— TASK GOAL —
Read through the data and report every line in which the word "Achse" occurs.

— Dataset records —

####################

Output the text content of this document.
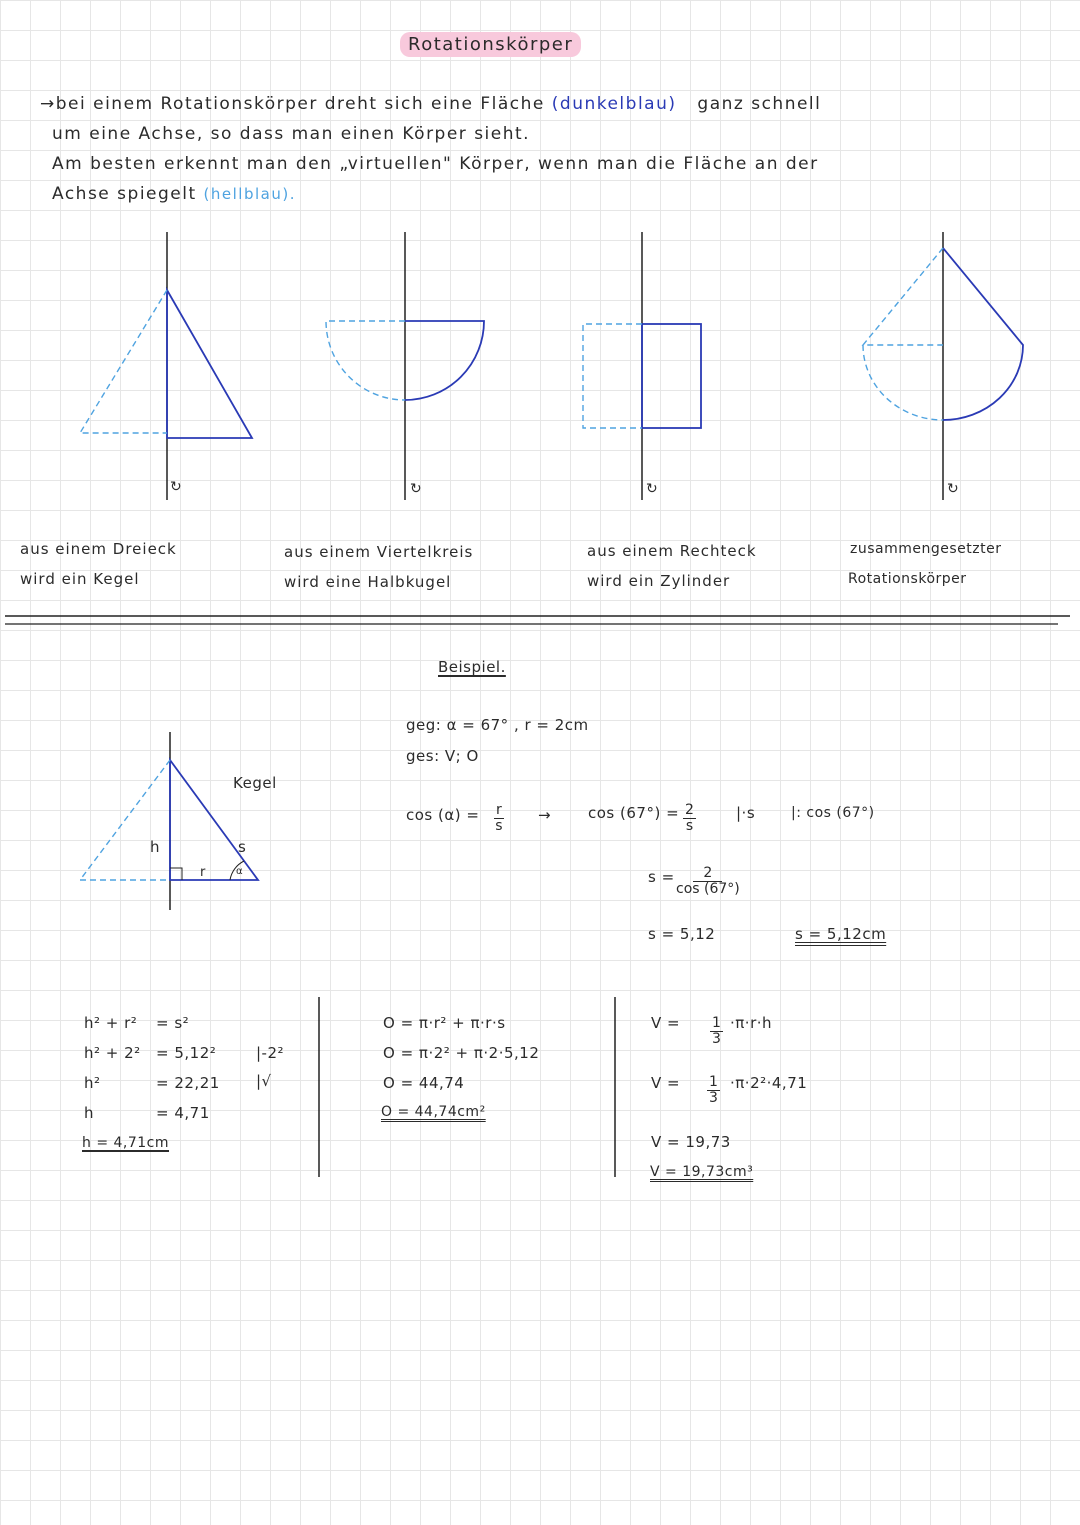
Rotationskörper
→bei einem Rotationskörper dreht sich eine Fläche (dunkelblau) ganz schnell
um eine Achse, so dass man einen Körper sieht.
Am besten erkennt man den „virtuellen" Körper, wenn man die Fläche an der
Achse spiegelt (hellblau).
↻	↻	↻	↻
aus einem Dreieck
wird ein Kegel
aus einem Viertelkreis
wird eine Halbkugel
aus einem Rechteck
wird ein Zylinder
zusammengesetzter
Rotationskörper
Beispiel.
geg: α = 67° , r = 2cm
ges: V; O
Kegel
h
r
s
α
$\cos (\alpha) = \frac{r}{s} \to \cos (67^\circ) = \frac{2}{s}$	|·s	|: cos (67°)
$s = \frac{2}{\cos (67^\circ)}$
s = 5,12	s = 5,12cm
h² + r² = s²
h² + 2² = 5,12²	|-2²
h²	= 22,21 |√
h	= 4,71
h = 4,71cm
O = π·r² + π·r·s
O = π·2² + π·2·5,12
O = 44,74
O = 44,74cm²
$V = \frac{1}{3} \cdot\pi\cdot r\cdot h$
$V = \frac{1}{3} \cdot\pi\cdot 2^2\cdot 4,71$
V = 19,73
V = 19,73cm³
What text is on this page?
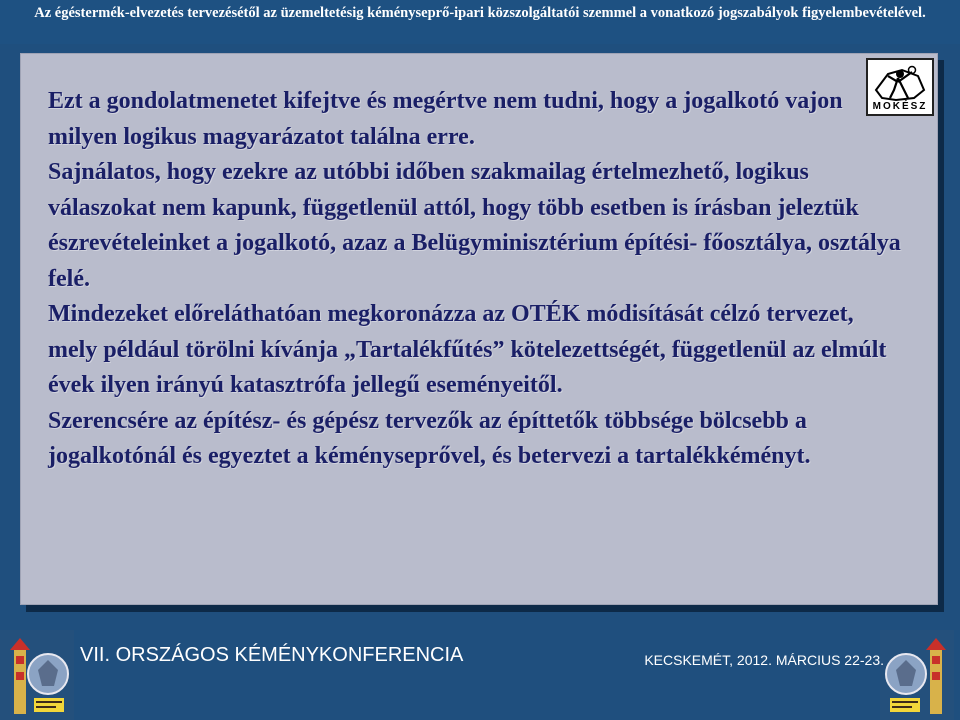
Az égéstermék-elvezetés tervezésétől az üzemeltetésig kéményseprő-ipari közszolgáltatói szemmel a vonatkozó jogszabályok figyelembevételével.
MOKÉSZ

Ezt a gondolatmenetet kifejtve és megértve nem tudni, hogy a jogalkotó vajon milyen logikus magyarázatot találna erre.

Sajnálatos, hogy ezekre az utóbbi időben szakmailag értelmezhető, logikus válaszokat nem kapunk, függetlenül attól, hogy több esetben is írásban jeleztük észrevételeinket a jogalkotó, azaz a Belügyminisztérium építési- főosztálya, osztálya felé.

Mindezeket előreláthatóan megkoronázza az OTÉK módisítását célzó tervezet, mely például törölni kívánja „Tartalékfűtés” kötelezettségét, függetlenül az elmúlt évek ilyen irányú katasztrófa jellegű eseményeitől.

Szerencsére az építész- és gépész tervezők az építtetők többsége bölcsebb a jogalkotónál és egyeztet a kéményseprővel, és betervezi a tartalékkéményt.

VII. ORSZÁGOS KÉMÉNYKONFERENCIA	KECSKEMÉT, 2012. MÁRCIUS 22-23.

####################

— ANSWER FOR THIS EXERCISE —
um eine Achse, so dass man einen Körper sieht.
Achse spiegelt (hellblau).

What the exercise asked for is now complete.